== Provided text ==
Push–pull agricultural pest management

For other uses, see Push–pull (disambiguation).

The push–pull technology is a strategy for controlling agricultural pests by using repellent "push" plants and trap "pull" plants.[1] For example, cereal crops like maize or sorghum are often infested by stem borers. Grasses planted around the perimeter of the crop attract and trap the pests, whereas other plants, like Desmodium, planted between the rows of maize repel the pests and control the parasitic plant Striga. Push–pull technology was developed at the International Centre of Insect Physiology and Ecology (ICIPE) in Kenya in collaboration with Rothamsted Research, UK [2] and national partners.

The pull

The approach relies on a combination of companion crops to be planted around and among maize or sorghum. Both domestic and wild grasses can help to protect the crops by attracting and trapping the stemborers. The grasses are planted in the border around the maize and sorghum fields where invading adult moths become attracted to chemicals emitted by the grasses themselves. Instead of landing on the maize or sorghum plants, the insects head for what appears to be a tastier meal. These grasses provide the "pull" in the "push–pull" strategy. They also serve as a haven for the borers' natural enemies. Good trap crops include well-known grasses such as Napier grass (Pennisetum purpureum) and Sudan grass (Sorghum vulgare sudanense). Napier grass has a particularly effective way of defending itself against the pests: once attacked by a borer larva, it secretes a sticky substance which physically traps the pest and limits its damage.

== Dataset excerpt ==
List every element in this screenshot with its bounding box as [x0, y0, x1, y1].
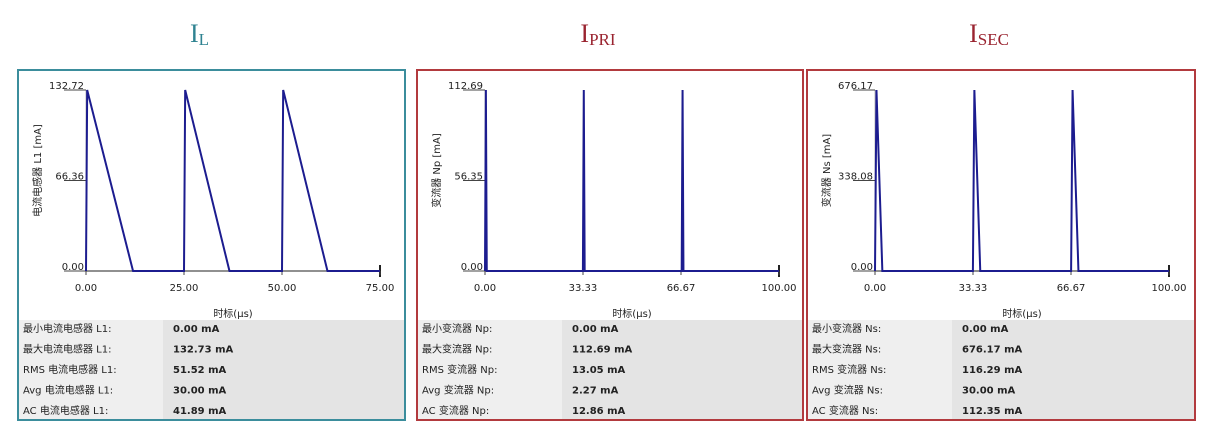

== Written request 1 ==
Can you reproduce, word for word, the stretch of the push–pull text from "For other uses, see" through "and national partners."?
== Written request 2 ==
Answer these questions from the push–pull text:
(a) At which institution, and in which country, was push–pull technology developed?
(b) Which plant is named as being planted between the rows of maize to repel the pests?
(c) What does Napier grass secrete once a borer larva attacks it?

== Exercise answer 1 ==
For other uses, see Push–pull (disambiguation).

The push–pull technology is a strategy for controlling agricultural pests by using repellent "push" plants and trap "pull" plants.[1] For example, cereal crops like maize or sorghum are often infested by stem borers. Grasses planted around the perimeter of the crop attract and trap the pests, whereas other plants, like Desmodium, planted between the rows of maize repel the pests and control the parasitic plant Striga. Push–pull technology was developed at the International Centre of Insect Physiology and Ecology (ICIPE) in Kenya in collaboration with Rothamsted Research, UK [2] and national partners.

== Exercise answer 2 ==
(a) At the International Centre of Insect Physiology and Ecology (ICIPE) in Kenya, in collaboration with Rothamsted Research, UK, and national partners.
(b) Desmodium.
(c) A sticky substance that physically traps the pest and limits its damage.